** Begin Supplied records **
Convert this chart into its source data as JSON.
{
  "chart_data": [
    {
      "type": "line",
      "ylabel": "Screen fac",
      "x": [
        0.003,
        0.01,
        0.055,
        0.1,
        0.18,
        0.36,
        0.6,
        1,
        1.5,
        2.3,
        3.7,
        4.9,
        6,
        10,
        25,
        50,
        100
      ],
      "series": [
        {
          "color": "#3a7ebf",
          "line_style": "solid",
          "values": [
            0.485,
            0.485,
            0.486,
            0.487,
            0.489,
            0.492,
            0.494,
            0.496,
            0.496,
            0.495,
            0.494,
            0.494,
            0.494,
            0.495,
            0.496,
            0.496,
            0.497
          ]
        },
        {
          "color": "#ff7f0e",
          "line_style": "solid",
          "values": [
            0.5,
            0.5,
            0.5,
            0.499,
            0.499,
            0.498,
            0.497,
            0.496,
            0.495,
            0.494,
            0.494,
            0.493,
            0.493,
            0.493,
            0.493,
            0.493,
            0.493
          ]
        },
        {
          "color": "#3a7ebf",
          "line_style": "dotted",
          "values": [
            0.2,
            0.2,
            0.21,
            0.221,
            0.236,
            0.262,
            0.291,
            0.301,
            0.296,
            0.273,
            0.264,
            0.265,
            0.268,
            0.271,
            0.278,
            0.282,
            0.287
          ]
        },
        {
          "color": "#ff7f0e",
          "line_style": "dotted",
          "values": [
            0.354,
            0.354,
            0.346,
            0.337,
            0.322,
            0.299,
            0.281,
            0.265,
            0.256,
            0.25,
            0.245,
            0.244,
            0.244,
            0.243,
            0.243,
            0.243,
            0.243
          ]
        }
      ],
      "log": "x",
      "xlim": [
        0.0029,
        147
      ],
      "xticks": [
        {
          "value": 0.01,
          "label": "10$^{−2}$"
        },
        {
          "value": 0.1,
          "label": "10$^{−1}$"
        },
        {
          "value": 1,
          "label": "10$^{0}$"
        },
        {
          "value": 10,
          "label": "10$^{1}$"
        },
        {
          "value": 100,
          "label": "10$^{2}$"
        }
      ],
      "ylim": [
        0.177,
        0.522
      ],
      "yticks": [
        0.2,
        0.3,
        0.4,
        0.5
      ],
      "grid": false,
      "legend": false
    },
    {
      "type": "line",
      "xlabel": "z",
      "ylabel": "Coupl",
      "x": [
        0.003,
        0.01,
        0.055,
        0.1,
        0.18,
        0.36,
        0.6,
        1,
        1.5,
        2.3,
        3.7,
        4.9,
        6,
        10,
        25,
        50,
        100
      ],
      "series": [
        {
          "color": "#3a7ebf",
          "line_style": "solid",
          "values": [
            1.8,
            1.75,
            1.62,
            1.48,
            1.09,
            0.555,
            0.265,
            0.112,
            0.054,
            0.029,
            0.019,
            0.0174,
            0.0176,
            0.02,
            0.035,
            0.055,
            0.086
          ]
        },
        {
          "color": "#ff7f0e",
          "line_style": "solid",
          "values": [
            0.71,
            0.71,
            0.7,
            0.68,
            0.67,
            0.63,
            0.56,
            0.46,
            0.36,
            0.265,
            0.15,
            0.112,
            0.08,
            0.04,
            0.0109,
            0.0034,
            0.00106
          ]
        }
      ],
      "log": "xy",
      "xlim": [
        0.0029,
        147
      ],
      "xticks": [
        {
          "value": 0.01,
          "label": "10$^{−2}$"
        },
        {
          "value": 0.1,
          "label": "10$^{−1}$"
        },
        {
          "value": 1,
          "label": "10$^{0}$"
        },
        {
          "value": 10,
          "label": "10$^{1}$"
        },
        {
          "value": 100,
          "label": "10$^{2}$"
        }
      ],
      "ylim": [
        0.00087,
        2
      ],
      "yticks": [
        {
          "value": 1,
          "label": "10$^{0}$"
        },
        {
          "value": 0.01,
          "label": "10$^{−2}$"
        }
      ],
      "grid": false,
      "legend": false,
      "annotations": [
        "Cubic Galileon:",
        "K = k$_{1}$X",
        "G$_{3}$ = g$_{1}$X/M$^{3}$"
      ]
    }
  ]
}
** End Supplied records **
→ **Required work**: Copy every line of the listing where the word "false" appears.

→ **Result of the task**:
      "grid": false,
      "legend": false
      "grid": false,
      "legend": false,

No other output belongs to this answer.